(Stored items from a collection)

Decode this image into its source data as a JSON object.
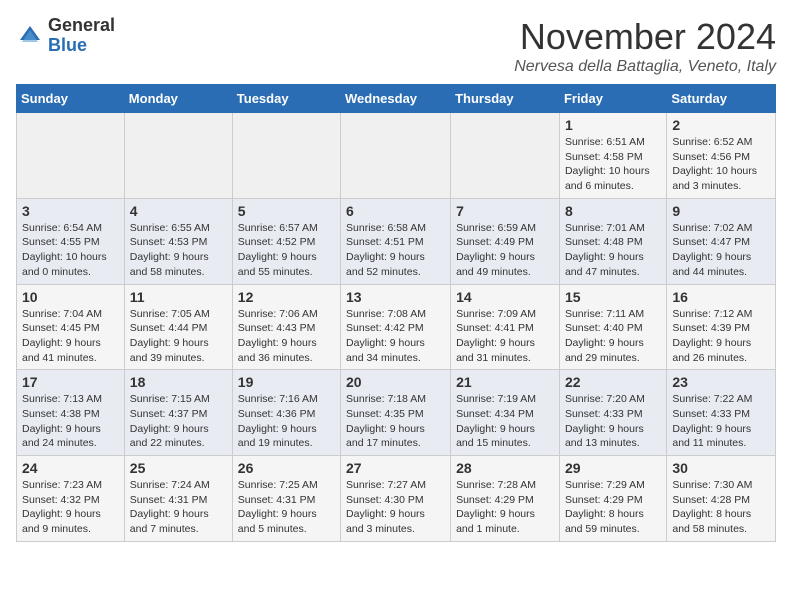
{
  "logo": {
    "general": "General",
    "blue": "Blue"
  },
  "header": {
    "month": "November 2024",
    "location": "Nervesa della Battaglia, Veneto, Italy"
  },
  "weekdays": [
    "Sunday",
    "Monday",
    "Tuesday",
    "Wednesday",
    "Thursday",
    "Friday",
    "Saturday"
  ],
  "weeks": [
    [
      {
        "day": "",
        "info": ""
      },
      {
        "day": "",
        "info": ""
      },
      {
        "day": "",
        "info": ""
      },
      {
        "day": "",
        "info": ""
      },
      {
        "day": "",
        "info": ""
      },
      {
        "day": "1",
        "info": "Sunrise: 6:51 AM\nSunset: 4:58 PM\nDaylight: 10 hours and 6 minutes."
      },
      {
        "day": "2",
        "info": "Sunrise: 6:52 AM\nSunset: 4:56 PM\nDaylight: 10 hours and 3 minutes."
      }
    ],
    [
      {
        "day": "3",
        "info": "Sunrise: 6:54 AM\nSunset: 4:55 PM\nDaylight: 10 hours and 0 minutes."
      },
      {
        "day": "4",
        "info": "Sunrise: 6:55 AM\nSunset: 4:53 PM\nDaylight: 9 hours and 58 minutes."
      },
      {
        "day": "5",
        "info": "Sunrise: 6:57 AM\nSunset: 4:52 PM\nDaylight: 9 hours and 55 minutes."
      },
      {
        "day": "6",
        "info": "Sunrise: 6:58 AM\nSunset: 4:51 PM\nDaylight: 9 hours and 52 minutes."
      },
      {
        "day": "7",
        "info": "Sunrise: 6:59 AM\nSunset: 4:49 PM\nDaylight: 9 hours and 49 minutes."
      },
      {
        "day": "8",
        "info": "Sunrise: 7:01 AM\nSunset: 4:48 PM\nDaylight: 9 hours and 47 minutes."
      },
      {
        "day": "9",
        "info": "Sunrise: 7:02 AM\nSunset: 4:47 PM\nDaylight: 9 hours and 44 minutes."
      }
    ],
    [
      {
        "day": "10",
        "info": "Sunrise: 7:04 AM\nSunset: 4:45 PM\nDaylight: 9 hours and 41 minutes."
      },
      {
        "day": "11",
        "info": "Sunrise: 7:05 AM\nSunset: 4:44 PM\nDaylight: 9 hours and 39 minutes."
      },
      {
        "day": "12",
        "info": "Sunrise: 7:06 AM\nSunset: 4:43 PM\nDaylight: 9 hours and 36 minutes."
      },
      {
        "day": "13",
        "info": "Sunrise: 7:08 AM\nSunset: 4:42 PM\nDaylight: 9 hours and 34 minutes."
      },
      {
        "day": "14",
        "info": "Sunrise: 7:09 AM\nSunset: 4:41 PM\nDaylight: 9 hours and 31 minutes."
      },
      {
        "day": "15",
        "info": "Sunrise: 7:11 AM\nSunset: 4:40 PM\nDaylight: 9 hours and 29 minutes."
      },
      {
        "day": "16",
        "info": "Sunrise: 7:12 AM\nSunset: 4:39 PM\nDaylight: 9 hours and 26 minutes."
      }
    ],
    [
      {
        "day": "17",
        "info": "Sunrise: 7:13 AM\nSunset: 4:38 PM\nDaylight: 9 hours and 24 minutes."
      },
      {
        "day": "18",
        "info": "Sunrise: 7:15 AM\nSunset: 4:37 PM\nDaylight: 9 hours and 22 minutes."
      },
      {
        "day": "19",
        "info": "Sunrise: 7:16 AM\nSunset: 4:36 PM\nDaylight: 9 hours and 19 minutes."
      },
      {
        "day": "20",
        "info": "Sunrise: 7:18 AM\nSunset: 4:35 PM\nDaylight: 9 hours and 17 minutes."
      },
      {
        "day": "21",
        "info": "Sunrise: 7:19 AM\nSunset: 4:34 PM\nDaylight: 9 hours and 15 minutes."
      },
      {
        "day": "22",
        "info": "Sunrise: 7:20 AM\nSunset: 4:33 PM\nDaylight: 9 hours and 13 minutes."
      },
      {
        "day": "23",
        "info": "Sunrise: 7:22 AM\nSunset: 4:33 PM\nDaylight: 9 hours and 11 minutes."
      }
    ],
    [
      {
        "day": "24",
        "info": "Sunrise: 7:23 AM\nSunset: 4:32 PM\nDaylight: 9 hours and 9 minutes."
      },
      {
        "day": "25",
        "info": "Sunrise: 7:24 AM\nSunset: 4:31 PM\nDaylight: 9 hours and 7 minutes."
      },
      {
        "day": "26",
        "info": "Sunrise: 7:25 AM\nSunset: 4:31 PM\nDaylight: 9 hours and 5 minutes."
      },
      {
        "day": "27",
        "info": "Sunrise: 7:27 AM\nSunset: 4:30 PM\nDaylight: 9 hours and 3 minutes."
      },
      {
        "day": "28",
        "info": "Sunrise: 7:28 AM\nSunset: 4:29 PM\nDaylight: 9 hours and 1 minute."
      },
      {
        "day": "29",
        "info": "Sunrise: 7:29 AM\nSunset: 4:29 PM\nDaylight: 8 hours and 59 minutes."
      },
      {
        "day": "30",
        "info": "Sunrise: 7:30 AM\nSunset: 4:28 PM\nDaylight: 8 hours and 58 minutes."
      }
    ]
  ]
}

* * *

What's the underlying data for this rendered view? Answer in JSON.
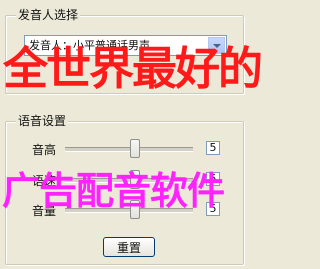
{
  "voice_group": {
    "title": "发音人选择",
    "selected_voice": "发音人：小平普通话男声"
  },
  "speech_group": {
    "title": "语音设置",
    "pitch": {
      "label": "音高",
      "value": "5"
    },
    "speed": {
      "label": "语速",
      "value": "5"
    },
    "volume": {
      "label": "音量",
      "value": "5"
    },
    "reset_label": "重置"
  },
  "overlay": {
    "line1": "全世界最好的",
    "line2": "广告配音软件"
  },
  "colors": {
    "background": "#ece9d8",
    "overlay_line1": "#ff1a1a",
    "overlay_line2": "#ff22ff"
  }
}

STATED EXERCISE -
Find each line holding the word "data" and copy it.

FINAL RESULT -
Decode this image into its source data as a JSON object.
What's the underlying data for this rendered view? Answer in JSON.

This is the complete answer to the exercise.